READING TEXT:
THE United States of North America, once a colony of Great Britain, have of late years become an object of much and growing interest to the countries on this side the Atlantic. The eagerness with which, year after year, the people of Europe, and more especially the inhabitants of the British Islands, derive information respecting them, requires no stronger proof than is afforded by the multiplicity of books of travels in that country, which are continually issuing from the London press, and all of them finding readers. It would be easy to enumerate, at least a dozen, perhaps a score, of publications on this particular subject, which have made their appearance within the last three years, all of which have been popular, and chiefly so from the interest taken in the subject of which they treat. In the present melancholy state of the continent of Europe, where despotism and bigotry have succeeded in establishing at least a temporary dominion, when in England itself the most vigorous efforts are making to uphold the unnatural alliance betwixt Church and State, and perpetuate the abuses of olden times, America possesses a stronger hold than ever on the hopes and affections of those who desire an amelioration of the general condition of man.
Numerous, however, as our sources of information have been, it is much to be lamented that they are so very
fective in relation to that one grand concern, which must always take the lead in the minds of true Christians, viz. the progress of the Gospel, and the extension of our Redeemer's kingdom,-that spiritual and heavenly economy which we know is destined one day to "fill the whole earth." On this subject it was useless to seek for any satisfactory information in the writings of tourists and travellers; for, with the exception of Mr. John Morison Duncan's two elegant and interesting volumes, published about a dozen years ago, we have little on the subject of religion from any of them that is worthy of regard. It was not likely, indeed, that a topic of such vital interest should be wholly overlooked by Mr. Duncan, who was himself a member of a Baptist church in Glasgow, and the son of an elder of that church his volumes consequently have been distinguished by our Monthly and Quarterly Reviewers, as having bestowed more attention on this point than those of any other European traveller.
But while we give Mr. Duncan full credit for the attention he bestowed, and the information which his volumes communicate on the state of religion generally, it is greatly to be regretted that he was not more minute in his inquiries respecting the different sects and parties which were then in existence in that extensive continent; for had he done so, he might have gratified his friends on this side the Atlantic with information which would have been highly acceptable to them. It is true, that the details to which I now refer, might not very conveniently have found a place in a work intended for the use of the middling and higher classes, and the library of a gentleman, for which the elegant style in which it was got up certainly fitted it; but, communicated to the public through the medium of a religious Magazine, such information would have been acceptable to the friends of primitive Christianity, and the lovers of Christ's kingdom. This deficiency, however, it shall be my first object to supply, as far as I am able, by collecting into one point of view the scattered rays of light that have lately been elicited by inquiries into the subject.
To guard against mistakes, however, it may be proper to explain at the outset the specific object to which the attention of my readers will, from time to time, be called, in
perusing the pages of this journal; and that is, the progress which the kingdom of the Lord Jesus Christ has been making of late years on the American continent, according to the views which I entertain of the nature of that kingdom, and the appearance which it has hitherto made in the world, amidst a host of conflicting parties, each striving for the pre-eminence. In prosecuting this subject, we shall unavoidably be led to notice the various accounts of American revivals that have lately occupied so large a share of the attention of British Christians, and endeavour to arrive at something like an estimate of their value and importance, according to the standard of the New Testament-the only criterion given us for forming a correct judgment of the religion of Jesus Christ, since he left the earth.

WHAT THE TASK ASKS:
Answer these from the text above on religion in America:
1. How many recent publications on the United States does the writer say could easily be listed?
2. Of what church was Mr. John Morison Duncan a member?
3. By what standard does the writer plan to judge the American revivals?

RECORD SET:
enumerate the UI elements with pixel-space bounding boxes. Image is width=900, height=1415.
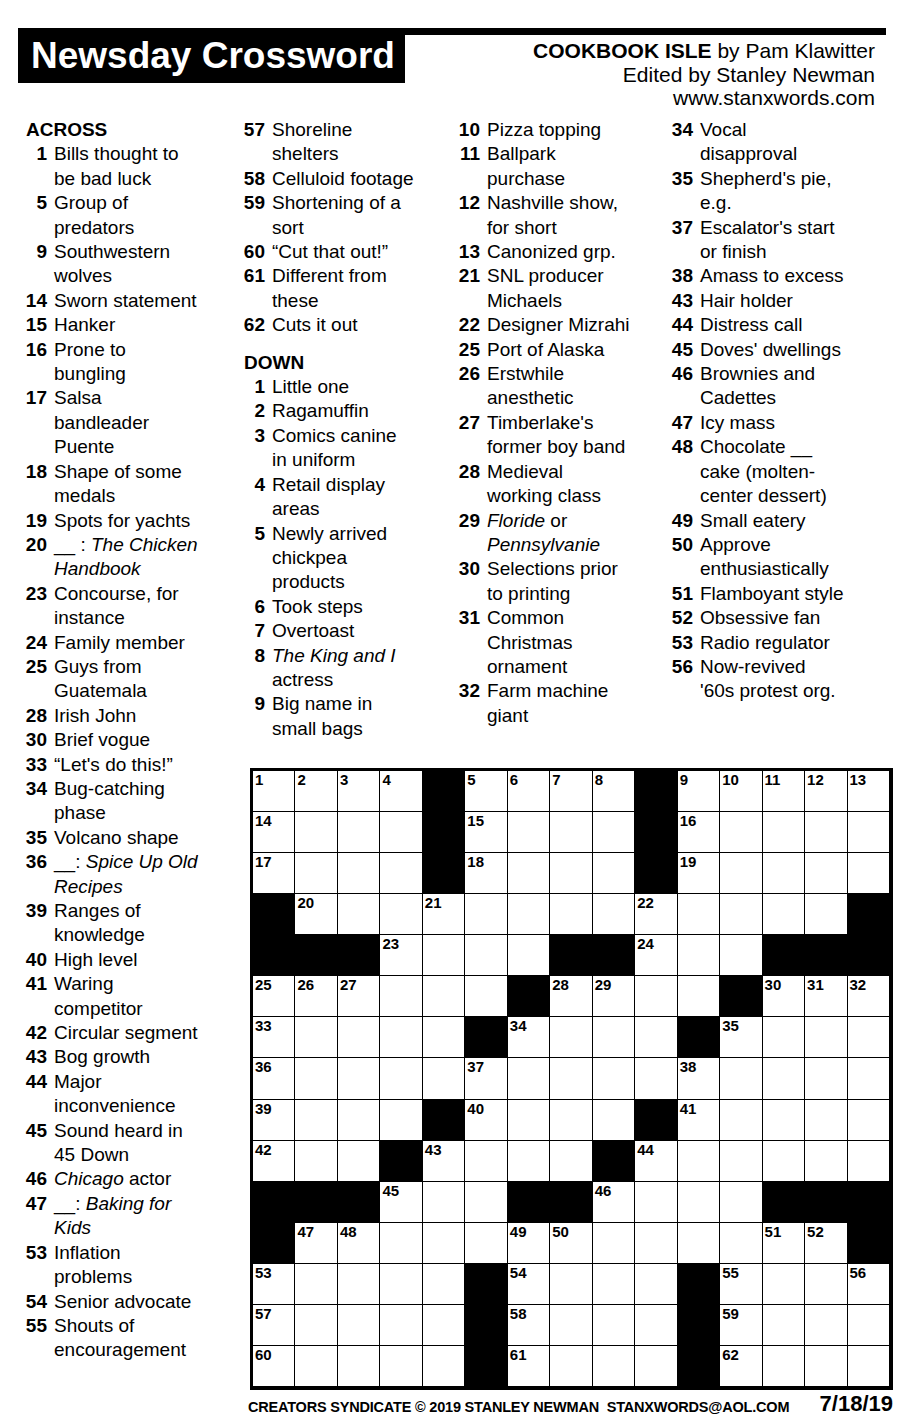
grid-cell-r4c13[interactable]: [763, 894, 805, 935]
clue-text: Selections prior to printing: [487, 557, 631, 606]
grid-cell-r10c13[interactable]: [763, 1141, 805, 1182]
grid-cell-r14c3[interactable]: [338, 1305, 380, 1346]
grid-cell-r9c4[interactable]: [380, 1100, 422, 1141]
grid-cell-r1c2[interactable]: 2: [295, 771, 337, 812]
grid-cell-r6c1[interactable]: 25: [253, 976, 295, 1017]
grid-cell-r4c6[interactable]: [465, 894, 507, 935]
grid-cell-r11c10[interactable]: [635, 1182, 677, 1223]
grid-cell-r11c11[interactable]: [678, 1182, 720, 1223]
grid-cell-r15c15[interactable]: [848, 1346, 890, 1387]
clue-across-23: 23Concourse, for instance: [19, 582, 203, 631]
clue-number: 53: [665, 631, 693, 655]
clue-number: 30: [19, 728, 47, 752]
grid-cell-r7c2[interactable]: [295, 1017, 337, 1058]
grid-cell-r4c7[interactable]: [508, 894, 550, 935]
grid-cell-r4c2[interactable]: 20: [295, 894, 337, 935]
grid-cell-r12c5[interactable]: [423, 1223, 465, 1264]
grid-cell-r11c4[interactable]: 45: [380, 1182, 422, 1223]
grid-cell-r14c9[interactable]: [593, 1305, 635, 1346]
grid-cell-r5c6[interactable]: [465, 935, 507, 976]
grid-cell-r11c12[interactable]: [720, 1182, 762, 1223]
cell-number-49: 49: [510, 1223, 527, 1240]
grid-cell-r1c7[interactable]: 6: [508, 771, 550, 812]
grid-cell-r3c6[interactable]: 18: [465, 853, 507, 894]
grid-cell-r8c5[interactable]: [423, 1058, 465, 1099]
clue-across-1: 1Bills thought to be bad luck: [19, 142, 203, 191]
grid-cell-r7c4[interactable]: [380, 1017, 422, 1058]
grid-cell-r10c11[interactable]: [678, 1141, 720, 1182]
grid-cell-r2c6[interactable]: 15: [465, 812, 507, 853]
grid-cell-r2c14[interactable]: [805, 812, 847, 853]
puzzle-header: COOKBOOK ISLE by Pam Klawitter Edited by…: [533, 39, 875, 110]
grid-cell-r1c3[interactable]: 3: [338, 771, 380, 812]
grid-cell-r6c6[interactable]: [465, 976, 507, 1017]
grid-cell-r2c9[interactable]: [593, 812, 635, 853]
grid-cell-r3c2[interactable]: [295, 853, 337, 894]
grid-cell-r12c6[interactable]: [465, 1223, 507, 1264]
clue-number: 55: [19, 1314, 47, 1338]
grid-cell-r3c9[interactable]: [593, 853, 635, 894]
grid-cell-r8c1[interactable]: 36: [253, 1058, 295, 1099]
grid-cell-r12c3[interactable]: 48: [338, 1223, 380, 1264]
grid-cell-r3c14[interactable]: [805, 853, 847, 894]
grid-cell-r14c7[interactable]: 58: [508, 1305, 550, 1346]
grid-cell-r14c12[interactable]: 59: [720, 1305, 762, 1346]
clue-number: 18: [19, 460, 47, 484]
grid-cell-r8c12[interactable]: [720, 1058, 762, 1099]
black-square-r6c7: [508, 976, 550, 1017]
clue-number: 12: [452, 191, 480, 215]
clue-down-25: 25Port of Alaska: [452, 338, 636, 362]
black-square-r1c10: [635, 771, 677, 812]
grid-cell-r1c9[interactable]: 8: [593, 771, 635, 812]
grid-cell-r4c10[interactable]: 22: [635, 894, 677, 935]
clue-down-51: 51Flamboyant style: [665, 582, 849, 606]
clue-number: 10: [452, 118, 480, 142]
grid-cell-r12c9[interactable]: [593, 1223, 635, 1264]
grid-cell-r1c1[interactable]: 1: [253, 771, 295, 812]
grid-cell-r14c4[interactable]: [380, 1305, 422, 1346]
clue-text: Comics canine in uniform: [272, 424, 416, 473]
clue-number: 50: [665, 533, 693, 557]
grid-cell-r7c8[interactable]: [550, 1017, 592, 1058]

REPLY:
1. At least a dozen, perhaps a score.
2. A Baptist church in Glasgow.
3. The New Testament.